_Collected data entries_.
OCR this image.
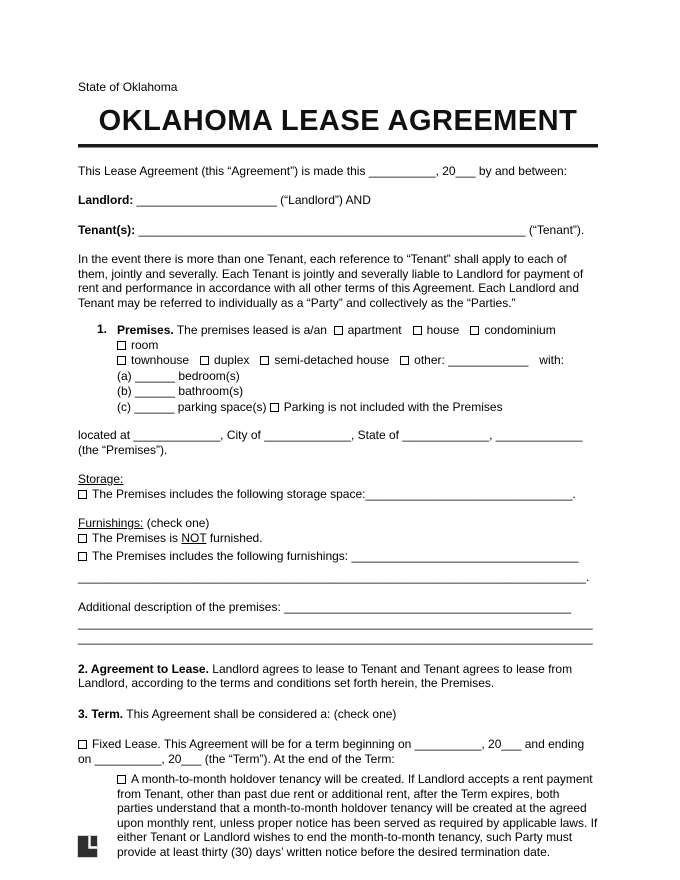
State of Oklahoma
OKLAHOMA LEASE AGREEMENT

This Lease Agreement (this “Agreement”) is made this __________, 20___ by and between:

Landlord: _____________________ (“Landlord”) AND

Tenant(s): __________________________________________________________ (“Tenant”).

In the event there is more than one Tenant, each reference to “Tenant” shall apply to each of them, jointly and severally. Each Tenant is jointly and severally liable to Landlord for payment of rent and performance in accordance with all other terms of this Agreement. Each Landlord and Tenant may be referred to individually as a “Party” and collectively as the “Parties.”

1. Premises. The premises leased is a/an apartment house condominiumroom
townhouse duplex semi-detached house other: ____________ with:
(a) ______ bedroom(s)
(b) ______ bathroom(s)
(c) ______ parking space(s) Parking is not included with the Premises

located at _____________, City of _____________, State of _____________, _____________

(the “Premises”).

Storage:

The Premises includes the following storage space:_______________________________.

Furnishings: (check one)

The Premises is NOT furnished.

The Premises includes the following furnishings: __________________________________

___________________________________________________________________________.

Additional description of the premises: ___________________________________________

____________________________________________________________________________

____________________________________________________________________________

2. Agreement to Lease. Landlord agrees to lease to Tenant and Tenant agrees to lease from Landlord, according to the terms and conditions set forth herein, the Premises.

3. Term. This Agreement shall be considered a: (check one)

Fixed Lease. This Agreement will be for a term beginning on __________, 20___ and ending on __________, 20___ (the “Term”). At the end of the Term:

A month-to-month holdover tenancy will be created. If Landlord accepts a rent payment from Tenant, other than past due rent or additional rent, after the Term expires, both parties understand that a month-to-month holdover tenancy will be created at the agreed upon monthly rent, unless proper notice has been served as required by applicable laws. If either Tenant or Landlord wishes to end the month-to-month tenancy, such Party must provide at least thirty (30) days’ written notice before the desired termination date.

_Goal_.
All records must be output exactly as they are, except for the pictures, which are left out.

_Output below_.
OCR this image.
State of Oklahoma
OKLAHOMA LEASE AGREEMENT

This Lease Agreement (this “Agreement”) is made this __________, 20___ by and between:

Landlord: _____________________ (“Landlord”) AND

Tenant(s): __________________________________________________________ (“Tenant”).

In the event there is more than one Tenant, each reference to “Tenant” shall apply to each of them, jointly and severally. Each Tenant is jointly and severally liable to Landlord for payment of rent and performance in accordance with all other terms of this Agreement. Each Landlord and Tenant may be referred to individually as a “Party” and collectively as the “Parties.”

1. Premises. The premises leased is a/an apartment house condominiumroom
townhouse duplex semi-detached house other: ____________ with:
(a) ______ bedroom(s)
(b) ______ bathroom(s)
(c) ______ parking space(s) Parking is not included with the Premises

located at _____________, City of _____________, State of _____________, _____________

(the “Premises”).

Storage:

The Premises includes the following storage space:_______________________________.

Furnishings: (check one)

The Premises is NOT furnished.

The Premises includes the following furnishings: __________________________________

___________________________________________________________________________.

Additional description of the premises: ___________________________________________

____________________________________________________________________________

____________________________________________________________________________

2. Agreement to Lease. Landlord agrees to lease to Tenant and Tenant agrees to lease from Landlord, according to the terms and conditions set forth herein, the Premises.

3. Term. This Agreement shall be considered a: (check one)

Fixed Lease. This Agreement will be for a term beginning on __________, 20___ and ending on __________, 20___ (the “Term”). At the end of the Term:

A month-to-month holdover tenancy will be created. If Landlord accepts a rent payment from Tenant, other than past due rent or additional rent, after the Term expires, both parties understand that a month-to-month holdover tenancy will be created at the agreed upon monthly rent, unless proper notice has been served as required by applicable laws. If either Tenant or Landlord wishes to end the month-to-month tenancy, such Party must provide at least thirty (30) days’ written notice before the desired termination date.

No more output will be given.